Data items
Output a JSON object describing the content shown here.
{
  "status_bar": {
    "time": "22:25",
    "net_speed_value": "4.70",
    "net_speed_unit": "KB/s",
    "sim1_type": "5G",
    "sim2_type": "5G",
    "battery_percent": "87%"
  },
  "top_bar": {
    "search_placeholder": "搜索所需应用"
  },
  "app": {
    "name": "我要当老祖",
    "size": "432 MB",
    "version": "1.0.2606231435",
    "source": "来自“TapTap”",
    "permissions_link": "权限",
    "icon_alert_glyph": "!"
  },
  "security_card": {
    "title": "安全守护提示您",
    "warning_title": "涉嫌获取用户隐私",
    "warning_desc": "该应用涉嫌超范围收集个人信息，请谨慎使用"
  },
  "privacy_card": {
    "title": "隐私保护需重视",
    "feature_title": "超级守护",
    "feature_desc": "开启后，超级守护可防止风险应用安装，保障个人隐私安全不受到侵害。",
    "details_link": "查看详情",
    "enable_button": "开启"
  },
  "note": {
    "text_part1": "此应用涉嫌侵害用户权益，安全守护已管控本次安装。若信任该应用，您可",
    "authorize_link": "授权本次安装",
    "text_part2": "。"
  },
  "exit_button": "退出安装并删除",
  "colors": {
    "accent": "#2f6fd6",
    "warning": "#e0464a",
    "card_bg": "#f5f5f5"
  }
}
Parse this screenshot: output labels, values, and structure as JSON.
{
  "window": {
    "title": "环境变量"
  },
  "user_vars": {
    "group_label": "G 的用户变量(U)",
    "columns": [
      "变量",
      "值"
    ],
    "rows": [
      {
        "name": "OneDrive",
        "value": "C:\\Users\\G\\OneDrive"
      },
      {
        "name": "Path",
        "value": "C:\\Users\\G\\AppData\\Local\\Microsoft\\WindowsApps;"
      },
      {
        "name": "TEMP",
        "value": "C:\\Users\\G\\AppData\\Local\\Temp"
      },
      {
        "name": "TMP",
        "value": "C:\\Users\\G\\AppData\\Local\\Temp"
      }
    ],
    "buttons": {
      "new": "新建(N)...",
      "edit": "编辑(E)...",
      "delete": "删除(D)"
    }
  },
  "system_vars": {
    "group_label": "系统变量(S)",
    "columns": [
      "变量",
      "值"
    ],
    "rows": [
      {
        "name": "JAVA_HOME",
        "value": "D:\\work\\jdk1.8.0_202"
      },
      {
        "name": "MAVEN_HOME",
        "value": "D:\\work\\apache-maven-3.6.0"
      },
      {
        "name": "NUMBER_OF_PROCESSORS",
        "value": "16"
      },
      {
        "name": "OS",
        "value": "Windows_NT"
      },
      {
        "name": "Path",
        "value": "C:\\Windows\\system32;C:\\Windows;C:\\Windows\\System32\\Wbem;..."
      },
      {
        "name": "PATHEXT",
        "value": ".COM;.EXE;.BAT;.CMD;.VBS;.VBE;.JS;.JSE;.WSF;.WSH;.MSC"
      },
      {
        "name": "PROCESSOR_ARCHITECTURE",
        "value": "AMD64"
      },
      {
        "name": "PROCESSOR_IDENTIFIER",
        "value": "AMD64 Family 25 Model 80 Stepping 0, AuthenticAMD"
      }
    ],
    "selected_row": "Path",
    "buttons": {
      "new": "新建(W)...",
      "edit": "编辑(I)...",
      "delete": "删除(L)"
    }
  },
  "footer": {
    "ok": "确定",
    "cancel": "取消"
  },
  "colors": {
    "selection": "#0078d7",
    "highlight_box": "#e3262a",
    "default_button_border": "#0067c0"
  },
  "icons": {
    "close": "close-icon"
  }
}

| WHAT TO DO |
From the records above, pull out each line that has "Users".

| RESPONSE |
        "value": "C:\\Users\\G\\OneDrive"
        "value": "C:\\Users\\G\\AppData\\Local\\Microsoft\\WindowsApps;"
        "value": "C:\\Users\\G\\AppData\\Local\\Temp"
        "value": "C:\\Users\\G\\AppData\\Local\\Temp"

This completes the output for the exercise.